>> Begin DOCUMENT SEGMENT

Many people are understandably reluctant to contemplate their own demise. Others choose not to do a Will based on inaccurate or incomplete "common sense." Regardless of the reason, upon your passing, your loved ones will be the ones impacted by your decision not to have a Will or other estate plan. 

While we cannot overcome your reluctance for you, we can address many of the common misconceptions that lead some to decide against having a Will or other estate plan. 

If I die without a Will all of my property automatically passes to my spouse.

This is a common misconception. Pursuant to statutes in most states, if you die intestate (without a Will) your spouse will receive all of your property ONLY if you have NO children. If you have even one child, your spouse will likely receive only a portion of your estate. The other portion of your estate will go to your child or children. Consider whether your spouse could comfortably live on a portion of your assets. 

I do not need to worry about estate planning because all of my property is jointly owned.

>> End DOCUMENT SEGMENT
>> Begin DATA LISTING

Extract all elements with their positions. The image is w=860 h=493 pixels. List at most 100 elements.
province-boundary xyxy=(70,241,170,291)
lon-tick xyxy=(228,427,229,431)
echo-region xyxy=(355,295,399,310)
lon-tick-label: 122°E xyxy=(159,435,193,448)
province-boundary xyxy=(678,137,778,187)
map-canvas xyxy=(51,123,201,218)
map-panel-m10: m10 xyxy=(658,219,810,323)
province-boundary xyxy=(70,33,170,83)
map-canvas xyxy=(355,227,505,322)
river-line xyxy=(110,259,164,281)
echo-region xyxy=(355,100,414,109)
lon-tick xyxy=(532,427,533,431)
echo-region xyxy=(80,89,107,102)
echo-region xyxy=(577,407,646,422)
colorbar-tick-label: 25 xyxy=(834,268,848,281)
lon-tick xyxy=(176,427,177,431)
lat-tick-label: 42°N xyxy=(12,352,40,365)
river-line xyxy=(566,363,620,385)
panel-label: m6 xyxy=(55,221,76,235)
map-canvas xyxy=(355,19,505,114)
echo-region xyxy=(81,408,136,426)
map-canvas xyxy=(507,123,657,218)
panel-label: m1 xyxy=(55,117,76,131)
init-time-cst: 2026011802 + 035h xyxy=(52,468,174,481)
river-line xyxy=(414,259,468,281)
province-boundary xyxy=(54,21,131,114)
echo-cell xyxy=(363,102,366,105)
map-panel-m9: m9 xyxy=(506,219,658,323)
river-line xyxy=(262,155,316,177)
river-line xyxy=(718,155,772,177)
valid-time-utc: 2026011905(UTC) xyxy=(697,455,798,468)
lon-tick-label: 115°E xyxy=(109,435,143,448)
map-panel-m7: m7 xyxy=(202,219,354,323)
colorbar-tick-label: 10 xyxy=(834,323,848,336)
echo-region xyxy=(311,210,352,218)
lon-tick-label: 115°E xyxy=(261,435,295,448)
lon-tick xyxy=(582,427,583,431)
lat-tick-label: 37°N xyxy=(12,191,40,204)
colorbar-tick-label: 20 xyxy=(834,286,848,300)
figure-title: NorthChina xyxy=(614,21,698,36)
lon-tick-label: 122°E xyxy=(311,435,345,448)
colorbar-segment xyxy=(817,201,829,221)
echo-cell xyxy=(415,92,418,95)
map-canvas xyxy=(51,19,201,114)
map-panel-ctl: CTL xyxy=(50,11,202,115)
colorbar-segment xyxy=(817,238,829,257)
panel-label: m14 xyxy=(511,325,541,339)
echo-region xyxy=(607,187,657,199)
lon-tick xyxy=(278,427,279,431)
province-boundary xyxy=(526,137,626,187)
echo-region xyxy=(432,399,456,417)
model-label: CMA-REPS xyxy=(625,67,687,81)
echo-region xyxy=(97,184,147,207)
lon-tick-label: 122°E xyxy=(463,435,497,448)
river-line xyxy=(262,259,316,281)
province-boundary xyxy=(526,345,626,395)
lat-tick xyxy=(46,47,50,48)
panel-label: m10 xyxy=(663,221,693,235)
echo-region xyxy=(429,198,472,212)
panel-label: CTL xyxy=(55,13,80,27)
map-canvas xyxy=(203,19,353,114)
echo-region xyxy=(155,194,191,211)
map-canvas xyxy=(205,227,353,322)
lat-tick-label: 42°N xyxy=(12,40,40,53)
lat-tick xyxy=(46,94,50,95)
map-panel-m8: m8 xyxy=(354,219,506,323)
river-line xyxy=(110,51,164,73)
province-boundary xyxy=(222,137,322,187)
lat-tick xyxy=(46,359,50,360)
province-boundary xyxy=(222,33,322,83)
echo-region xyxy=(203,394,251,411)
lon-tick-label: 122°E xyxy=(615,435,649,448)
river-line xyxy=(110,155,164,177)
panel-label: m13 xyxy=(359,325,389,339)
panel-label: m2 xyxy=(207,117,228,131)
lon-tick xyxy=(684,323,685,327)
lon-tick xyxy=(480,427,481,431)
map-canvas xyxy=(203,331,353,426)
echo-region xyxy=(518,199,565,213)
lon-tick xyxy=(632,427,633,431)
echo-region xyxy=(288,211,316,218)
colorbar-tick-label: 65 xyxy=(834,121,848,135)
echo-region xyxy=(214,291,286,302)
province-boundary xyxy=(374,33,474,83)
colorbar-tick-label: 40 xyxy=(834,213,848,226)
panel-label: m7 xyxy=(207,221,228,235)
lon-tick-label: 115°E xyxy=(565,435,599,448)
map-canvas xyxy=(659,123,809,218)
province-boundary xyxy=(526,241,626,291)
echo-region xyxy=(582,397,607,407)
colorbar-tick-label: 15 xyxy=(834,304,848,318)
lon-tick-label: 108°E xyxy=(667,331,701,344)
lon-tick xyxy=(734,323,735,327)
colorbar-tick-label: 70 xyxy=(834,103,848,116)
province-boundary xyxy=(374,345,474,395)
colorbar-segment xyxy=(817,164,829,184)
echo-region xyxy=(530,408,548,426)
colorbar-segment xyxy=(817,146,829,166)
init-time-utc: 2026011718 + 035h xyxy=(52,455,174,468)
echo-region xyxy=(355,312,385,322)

>> End DATA LISTING

→ PARTS OF THE EXERCISE:
a - Render this sentence from the passage on Wills into Spanish: "Consider whether your spouse could comfortably live on a portion of your assets."
b - Print the stretch of the passage on Wills from "While we cannot" through "having a Will or other estate plan.".

→ ANSWERS BY TASK:
a - Considere si su cónyuge podría vivir cómodamente con una parte de sus bienes.

b -
While we cannot overcome your reluctance for you, we can address many of the common misconceptions that lead some to decide against having a Will or other estate plan.